*Problem statement*:
Word for word, restate all the records; images are not part of the copy.

Transcribed page data
━━━━━━━━━━━━━━━━━━━━
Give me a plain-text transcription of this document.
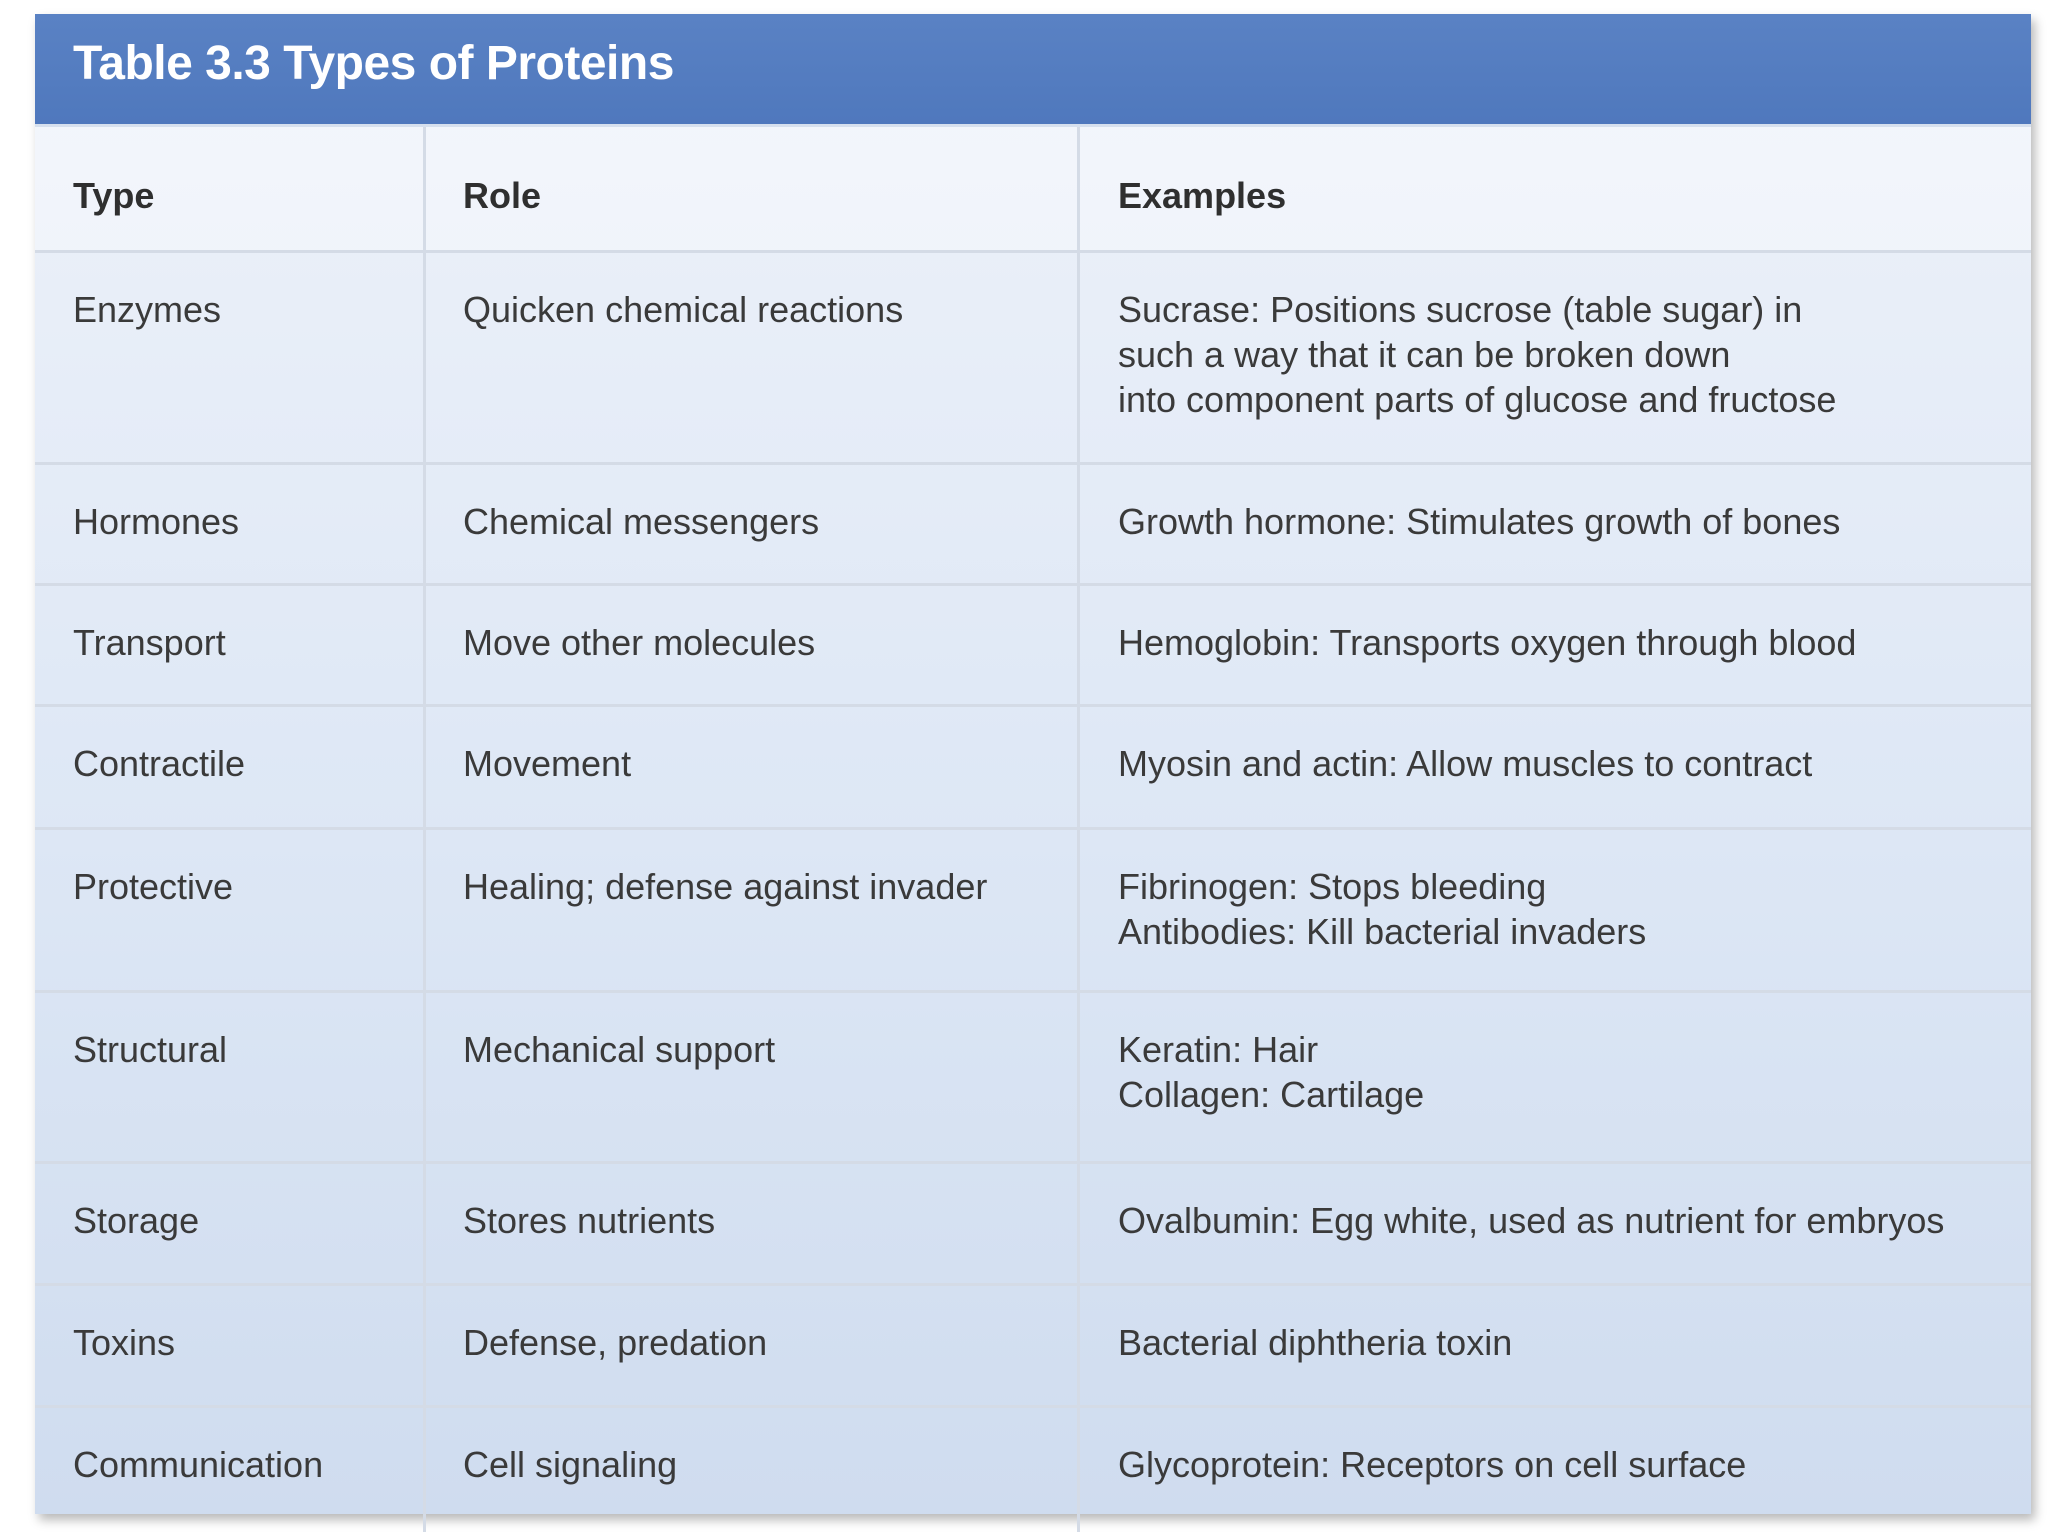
Table 3.3 Types of Proteins
Type	Role	Examples
Enzymes	Quicken chemical reactions	Sucrase: Positions sucrose (table sugar) in
such a way that it can be broken down
into component parts of glucose and fructose
Hormones	Chemical messengers	Growth hormone: Stimulates growth of bones
Transport	Move other molecules	Hemoglobin: Transports oxygen through blood
Contractile	Movement	Myosin and actin: Allow muscles to contract
Protective	Healing; defense against invader	Fibrinogen: Stops bleeding
Antibodies: Kill bacterial invaders
Structural	Mechanical support	Keratin: Hair
Collagen: Cartilage
Storage	Stores nutrients	Ovalbumin: Egg white, used as nutrient for embryos
Toxins	Defense, predation	Bacterial diphtheria toxin
Communication	Cell signaling	Glycoprotein: Receptors on cell surface
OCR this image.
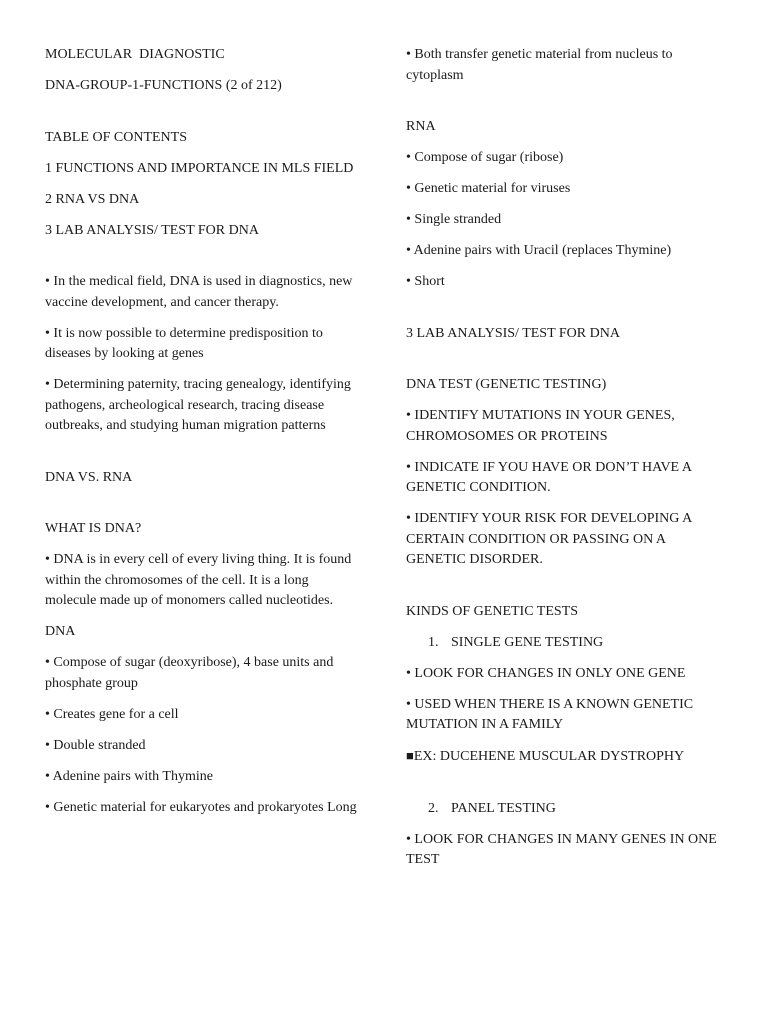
MOLECULAR  DIAGNOSTIC
DNA-GROUP-1-FUNCTIONS (2 of 212)
TABLE OF CONTENTS
1 FUNCTIONS AND IMPORTANCE IN MLS FIELD
2 RNA VS DNA
3 LAB ANALYSIS/ TEST FOR DNA
• In the medical field, DNA is used in diagnostics, new vaccine development, and cancer therapy.
• It is now possible to determine predisposition to diseases by looking at genes
• Determining paternity, tracing genealogy, identifying pathogens, archeological research, tracing disease outbreaks, and studying human migration patterns
DNA VS. RNA
WHAT IS DNA?
• DNA is in every cell of every living thing. It is found within the chromosomes of the cell. It is a long molecule made up of monomers called nucleotides.
DNA
• Compose of sugar (deoxyribose), 4 base units and phosphate group
• Creates gene for a cell
• Double stranded
• Adenine pairs with Thymine
• Genetic material for eukaryotes and prokaryotes Long
• Both transfer genetic material from nucleus to cytoplasm
RNA
• Compose of sugar (ribose)
• Genetic material for viruses
• Single stranded
• Adenine pairs with Uracil (replaces Thymine)
• Short
3 LAB ANALYSIS/ TEST FOR DNA
DNA TEST (GENETIC TESTING)
• IDENTIFY MUTATIONS IN YOUR GENES, CHROMOSOMES OR PROTEINS
• INDICATE IF YOU HAVE OR DON’T HAVE A GENETIC CONDITION.
• IDENTIFY YOUR RISK FOR DEVELOPING A CERTAIN CONDITION OR PASSING ON A GENETIC DISORDER.
KINDS OF GENETIC TESTS
1. SINGLE GENE TESTING
• LOOK FOR CHANGES IN ONLY ONE GENE
• USED WHEN THERE IS A KNOWN GENETIC MUTATION IN A FAMILY
■EX: DUCEHENE MUSCULAR DYSTROPHY
2. PANEL TESTING
• LOOK FOR CHANGES IN MANY GENES IN ONE TEST
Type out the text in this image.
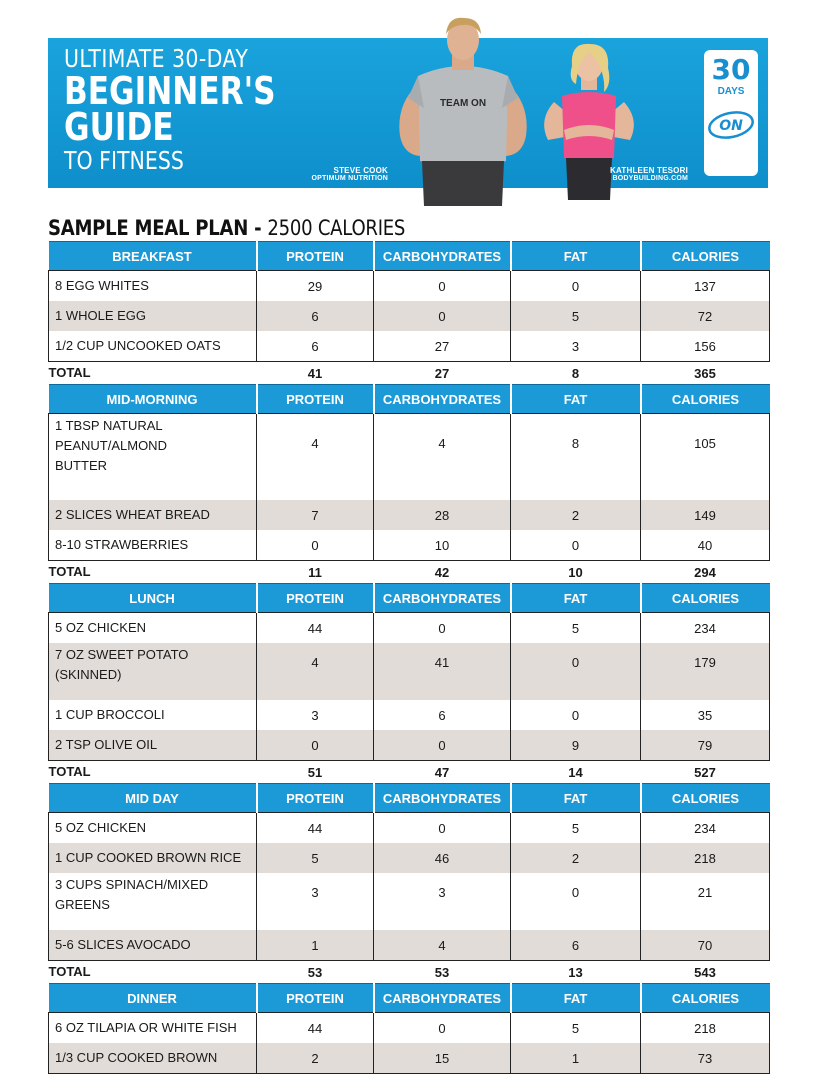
ULTIMATE 30-DAY
BEGINNER'S
GUIDE
TO FITNESS
TEAM ON
STEVE COOK
OPTIMUM NUTRITION
KATHLEEN TESORI
BODYBUILDING.COM
30
DAYS
ON
SAMPLE MEAL PLAN - 2500 CALORIES
BREAKFAST	PROTEIN	CARBOHYDRATES	FAT	CALORIES
8 EGG WHITES	29	0	0	137
1 WHOLE EGG	6	0	5	72
1/2 CUP UNCOOKED OATS	6	27	3	156
TOTAL	41	27	8	365
MID-MORNING	PROTEIN	CARBOHYDRATES	FAT	CALORIES
1 TBSP NATURAL PEANUT/ALMOND BUTTER	4	4	8	105
2 SLICES WHEAT BREAD	7	28	2	149
8-10 STRAWBERRIES	0	10	0	40
TOTAL	11	42	10	294
LUNCH	PROTEIN	CARBOHYDRATES	FAT	CALORIES
5 OZ CHICKEN	44	0	5	234
7 OZ SWEET POTATO (SKINNED)	4	41	0	179
1 CUP BROCCOLI	3	6	0	35
2 TSP OLIVE OIL	0	0	9	79
TOTAL	51	47	14	527
MID DAY	PROTEIN	CARBOHYDRATES	FAT	CALORIES
5 OZ CHICKEN	44	0	5	234
1 CUP COOKED BROWN RICE	5	46	2	218
3 CUPS SPINACH/MIXED GREENS	3	3	0	21
5-6 SLICES AVOCADO	1	4	6	70
TOTAL	53	53	13	543
DINNER	PROTEIN	CARBOHYDRATES	FAT	CALORIES
6 OZ TILAPIA OR WHITE FISH	44	0	5	218
1/3 CUP COOKED BROWN	2	15	1	73
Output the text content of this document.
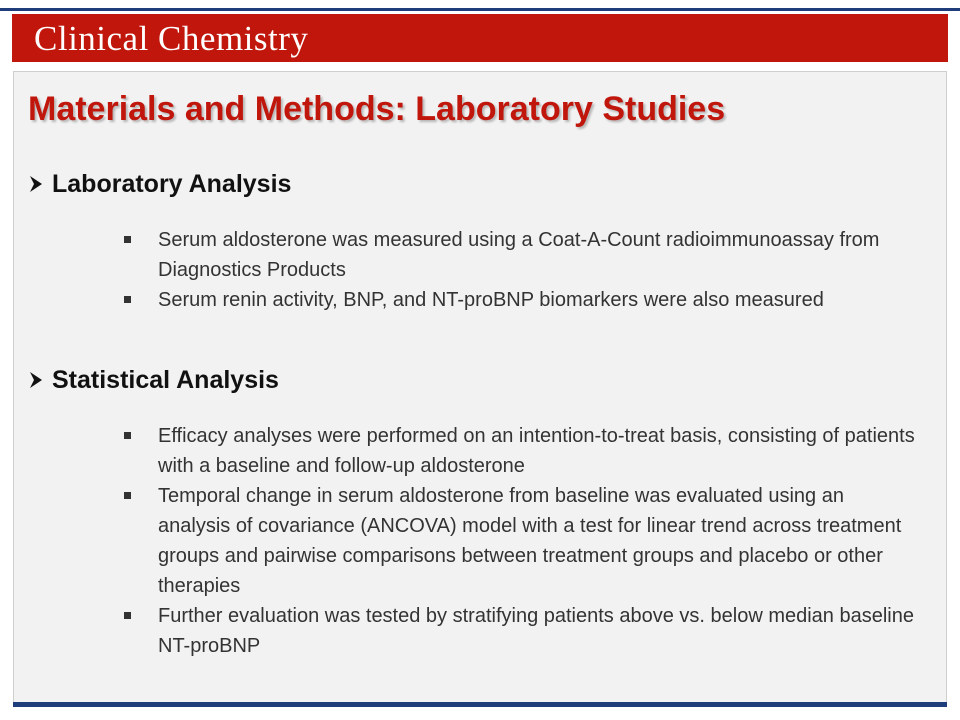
Clinical Chemistry
Materials and Methods: Laboratory Studies
Laboratory Analysis
Serum aldosterone was measured using a Coat-A-Count radioimmunoassay from Diagnostics Products
Serum renin activity, BNP, and NT-proBNP biomarkers were also measured
Statistical Analysis
Efficacy analyses were performed on an intention-to-treat basis, consisting of patients with a baseline and follow-up aldosterone
Temporal change in serum aldosterone from baseline was evaluated using an analysis of covariance (ANCOVA) model with a test for linear trend across treatment groups and pairwise comparisons between treatment groups and placebo or other therapies
Further evaluation was tested by stratifying patients above vs. below median baseline NT-proBNP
━━━━━━━━━━━━━━━━━━━━
*Result*:
Give me a plain-text transcription of this document.
Table 3.3 Types of Proteins
Type	Role	Examples
Enzymes	Quicken chemical reactions	Sucrase: Positions sucrose (table sugar) in
such a way that it can be broken down
into component parts of glucose and fructose
Hormones	Chemical messengers	Growth hormone: Stimulates growth of bones
Transport	Move other molecules	Hemoglobin: Transports oxygen through blood
Contractile	Movement	Myosin and actin: Allow muscles to contract
Protective	Healing; defense against invader	Fibrinogen: Stops bleeding
Antibodies: Kill bacterial invaders
Structural	Mechanical support	Keratin: Hair
Collagen: Cartilage
Storage	Stores nutrients	Ovalbumin: Egg white, used as nutrient for embryos
Toxins	Defense, predation	Bacterial diphtheria toxin
Communication	Cell signaling	Glycoprotein: Receptors on cell surface
OCR this image.
MOLECULAR  DIAGNOSTIC
DNA-GROUP-1-FUNCTIONS (2 of 212)
TABLE OF CONTENTS
1 FUNCTIONS AND IMPORTANCE IN MLS FIELD
2 RNA VS DNA
3 LAB ANALYSIS/ TEST FOR DNA
• In the medical field, DNA is used in diagnostics, new vaccine development, and cancer therapy.
• It is now possible to determine predisposition to diseases by looking at genes
• Determining paternity, tracing genealogy, identifying pathogens, archeological research, tracing disease outbreaks, and studying human migration patterns
DNA VS. RNA
WHAT IS DNA?
• DNA is in every cell of every living thing. It is found within the chromosomes of the cell. It is a long molecule made up of monomers called nucleotides.
DNA
• Compose of sugar (deoxyribose), 4 base units and phosphate group
• Creates gene for a cell
• Double stranded
• Adenine pairs with Thymine
• Genetic material for eukaryotes and prokaryotes Long
• Both transfer genetic material from nucleus to cytoplasm
RNA
• Compose of sugar (ribose)
• Genetic material for viruses
• Single stranded
• Adenine pairs with Uracil (replaces Thymine)
• Short
3 LAB ANALYSIS/ TEST FOR DNA
DNA TEST (GENETIC TESTING)
• IDENTIFY MUTATIONS IN YOUR GENES, CHROMOSOMES OR PROTEINS
• INDICATE IF YOU HAVE OR DON’T HAVE A GENETIC CONDITION.
• IDENTIFY YOUR RISK FOR DEVELOPING A CERTAIN CONDITION OR PASSING ON A GENETIC DISORDER.
KINDS OF GENETIC TESTS
1. SINGLE GENE TESTING
• LOOK FOR CHANGES IN ONLY ONE GENE
• USED WHEN THERE IS A KNOWN GENETIC MUTATION IN A FAMILY
■EX: DUCEHENE MUSCULAR DYSTROPHY
2. PANEL TESTING
• LOOK FOR CHANGES IN MANY GENES IN ONE TEST
Type out the text in this image.
ULTIMATE 30-DAY
BEGINNER'S
GUIDE
TO FITNESS
TEAM ON
STEVE COOK
OPTIMUM NUTRITION
KATHLEEN TESORI
BODYBUILDING.COM
30
DAYS
ON
SAMPLE MEAL PLAN - 2500 CALORIES
BREAKFAST	PROTEIN	CARBOHYDRATES	FAT	CALORIES
8 EGG WHITES	29	0	0	137
1 WHOLE EGG	6	0	5	72
1/2 CUP UNCOOKED OATS	6	27	3	156
TOTAL	41	27	8	365
MID-MORNING	PROTEIN	CARBOHYDRATES	FAT	CALORIES
1 TBSP NATURAL PEANUT/ALMOND BUTTER	4	4	8	105
2 SLICES WHEAT BREAD	7	28	2	149
8-10 STRAWBERRIES	0	10	0	40
TOTAL	11	42	10	294
LUNCH	PROTEIN	CARBOHYDRATES	FAT	CALORIES
5 OZ CHICKEN	44	0	5	234
7 OZ SWEET POTATO (SKINNED)	4	41	0	179
1 CUP BROCCOLI	3	6	0	35
2 TSP OLIVE OIL	0	0	9	79
TOTAL	51	47	14	527
MID DAY	PROTEIN	CARBOHYDRATES	FAT	CALORIES
5 OZ CHICKEN	44	0	5	234
1 CUP COOKED BROWN RICE	5	46	2	218
3 CUPS SPINACH/MIXED GREENS	3	3	0	21
5-6 SLICES AVOCADO	1	4	6	70
TOTAL	53	53	13	543
DINNER	PROTEIN	CARBOHYDRATES	FAT	CALORIES
6 OZ TILAPIA OR WHITE FISH	44	0	5	218
1/3 CUP COOKED BROWN	2	15	1	73
Output the text content of this document.
Clinical Chemistry
Materials and Methods: Laboratory Studies
Laboratory Analysis
Serum aldosterone was measured using a Coat-A-Count radioimmunoassay from Diagnostics Products
Serum renin activity, BNP, and NT-proBNP biomarkers were also measured
Statistical Analysis
Efficacy analyses were performed on an intention-to-treat basis, consisting of patients with a baseline and follow-up aldosterone
Temporal change in serum aldosterone from baseline was evaluated using an analysis of covariance (ANCOVA) model with a test for linear trend across treatment groups and pairwise comparisons between treatment groups and placebo or other therapies
Further evaluation was tested by stratifying patients above vs. below median baseline NT-proBNP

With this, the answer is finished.